Required work:
Copy the data word for word, keeping every line.

[Data items]
==================================================

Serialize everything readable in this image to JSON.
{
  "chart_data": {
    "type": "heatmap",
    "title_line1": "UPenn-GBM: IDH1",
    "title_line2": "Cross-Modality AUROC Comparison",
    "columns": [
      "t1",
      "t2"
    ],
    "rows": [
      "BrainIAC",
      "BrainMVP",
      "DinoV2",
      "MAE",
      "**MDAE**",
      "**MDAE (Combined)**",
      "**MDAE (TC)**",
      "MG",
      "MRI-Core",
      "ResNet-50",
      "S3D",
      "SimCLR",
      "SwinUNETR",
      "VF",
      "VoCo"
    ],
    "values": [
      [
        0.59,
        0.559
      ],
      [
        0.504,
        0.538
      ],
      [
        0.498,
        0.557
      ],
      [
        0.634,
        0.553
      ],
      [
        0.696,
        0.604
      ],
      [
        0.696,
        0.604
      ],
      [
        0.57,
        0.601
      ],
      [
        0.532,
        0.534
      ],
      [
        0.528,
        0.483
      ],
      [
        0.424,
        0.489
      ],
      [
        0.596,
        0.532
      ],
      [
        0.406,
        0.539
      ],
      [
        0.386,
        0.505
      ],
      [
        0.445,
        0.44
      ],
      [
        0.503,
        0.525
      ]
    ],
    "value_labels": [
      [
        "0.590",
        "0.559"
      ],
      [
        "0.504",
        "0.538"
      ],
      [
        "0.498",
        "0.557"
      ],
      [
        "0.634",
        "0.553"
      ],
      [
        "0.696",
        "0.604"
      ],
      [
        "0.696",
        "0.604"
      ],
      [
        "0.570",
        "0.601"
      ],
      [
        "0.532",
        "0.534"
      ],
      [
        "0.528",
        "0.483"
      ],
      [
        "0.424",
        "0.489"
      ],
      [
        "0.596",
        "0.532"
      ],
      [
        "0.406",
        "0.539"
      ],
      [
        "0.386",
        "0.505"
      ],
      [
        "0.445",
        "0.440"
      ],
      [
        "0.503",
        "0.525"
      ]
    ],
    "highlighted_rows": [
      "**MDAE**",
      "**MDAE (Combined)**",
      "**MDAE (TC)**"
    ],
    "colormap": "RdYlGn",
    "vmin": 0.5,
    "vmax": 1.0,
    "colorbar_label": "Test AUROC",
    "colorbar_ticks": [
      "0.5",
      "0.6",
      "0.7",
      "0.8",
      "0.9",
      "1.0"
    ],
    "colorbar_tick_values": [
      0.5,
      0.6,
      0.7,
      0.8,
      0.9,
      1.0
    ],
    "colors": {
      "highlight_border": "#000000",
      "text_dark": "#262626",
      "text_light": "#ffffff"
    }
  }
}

==================================================

Correct result:
Serialize everything readable in this image to JSON.
{
  "chart_data": {
    "type": "heatmap",
    "title_line1": "UPenn-GBM: IDH1",
    "title_line2": "Cross-Modality AUROC Comparison",
    "columns": [
      "t1",
      "t2"
    ],
    "rows": [
      "BrainIAC",
      "BrainMVP",
      "DinoV2",
      "MAE",
      "**MDAE**",
      "**MDAE (Combined)**",
      "**MDAE (TC)**",
      "MG",
      "MRI-Core",
      "ResNet-50",
      "S3D",
      "SimCLR",
      "SwinUNETR",
      "VF",
      "VoCo"
    ],
    "values": [
      [
        0.59,
        0.559
      ],
      [
        0.504,
        0.538
      ],
      [
        0.498,
        0.557
      ],
      [
        0.634,
        0.553
      ],
      [
        0.696,
        0.604
      ],
      [
        0.696,
        0.604
      ],
      [
        0.57,
        0.601
      ],
      [
        0.532,
        0.534
      ],
      [
        0.528,
        0.483
      ],
      [
        0.424,
        0.489
      ],
      [
        0.596,
        0.532
      ],
      [
        0.406,
        0.539
      ],
      [
        0.386,
        0.505
      ],
      [
        0.445,
        0.44
      ],
      [
        0.503,
        0.525
      ]
    ],
    "value_labels": [
      [
        "0.590",
        "0.559"
      ],
      [
        "0.504",
        "0.538"
      ],
      [
        "0.498",
        "0.557"
      ],
      [
        "0.634",
        "0.553"
      ],
      [
        "0.696",
        "0.604"
      ],
      [
        "0.696",
        "0.604"
      ],
      [
        "0.570",
        "0.601"
      ],
      [
        "0.532",
        "0.534"
      ],
      [
        "0.528",
        "0.483"
      ],
      [
        "0.424",
        "0.489"
      ],
      [
        "0.596",
        "0.532"
      ],
      [
        "0.406",
        "0.539"
      ],
      [
        "0.386",
        "0.505"
      ],
      [
        "0.445",
        "0.440"
      ],
      [
        "0.503",
        "0.525"
      ]
    ],
    "highlighted_rows": [
      "**MDAE**",
      "**MDAE (Combined)**",
      "**MDAE (TC)**"
    ],
    "colormap": "RdYlGn",
    "vmin": 0.5,
    "vmax": 1.0,
    "colorbar_label": "Test AUROC",
    "colorbar_ticks": [
      "0.5",
      "0.6",
      "0.7",
      "0.8",
      "0.9",
      "1.0"
    ],
    "colorbar_tick_values": [
      0.5,
      0.6,
      0.7,
      0.8,
      0.9,
      1.0
    ],
    "colors": {
      "highlight_border": "#000000",
      "text_dark": "#262626",
      "text_light": "#ffffff"
    }
  }
}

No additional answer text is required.